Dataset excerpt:
⁂

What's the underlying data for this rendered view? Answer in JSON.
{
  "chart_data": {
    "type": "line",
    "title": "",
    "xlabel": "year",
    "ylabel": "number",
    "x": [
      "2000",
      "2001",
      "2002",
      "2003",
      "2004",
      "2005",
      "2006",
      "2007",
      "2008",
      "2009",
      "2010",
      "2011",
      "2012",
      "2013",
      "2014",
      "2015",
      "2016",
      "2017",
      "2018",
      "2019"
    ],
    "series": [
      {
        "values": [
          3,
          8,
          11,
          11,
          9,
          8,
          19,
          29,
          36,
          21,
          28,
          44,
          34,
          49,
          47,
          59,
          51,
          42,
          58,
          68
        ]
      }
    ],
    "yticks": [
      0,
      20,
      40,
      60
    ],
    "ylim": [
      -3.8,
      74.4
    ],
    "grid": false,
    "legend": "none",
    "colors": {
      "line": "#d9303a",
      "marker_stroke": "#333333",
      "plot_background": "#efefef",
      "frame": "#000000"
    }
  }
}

⁂

Transcribe each entry precisely, missing none.

[Reply to the exercise]:
What's the underlying data for this rendered view? Answer in JSON.
{
  "chart_data": {
    "type": "line",
    "title": "",
    "xlabel": "year",
    "ylabel": "number",
    "x": [
      "2000",
      "2001",
      "2002",
      "2003",
      "2004",
      "2005",
      "2006",
      "2007",
      "2008",
      "2009",
      "2010",
      "2011",
      "2012",
      "2013",
      "2014",
      "2015",
      "2016",
      "2017",
      "2018",
      "2019"
    ],
    "series": [
      {
        "values": [
          3,
          8,
          11,
          11,
          9,
          8,
          19,
          29,
          36,
          21,
          28,
          44,
          34,
          49,
          47,
          59,
          51,
          42,
          58,
          68
        ]
      }
    ],
    "yticks": [
      0,
      20,
      40,
      60
    ],
    "ylim": [
      -3.8,
      74.4
    ],
    "grid": false,
    "legend": "none",
    "colors": {
      "line": "#d9303a",
      "marker_stroke": "#333333",
      "plot_background": "#efefef",
      "frame": "#000000"
    }
  }
}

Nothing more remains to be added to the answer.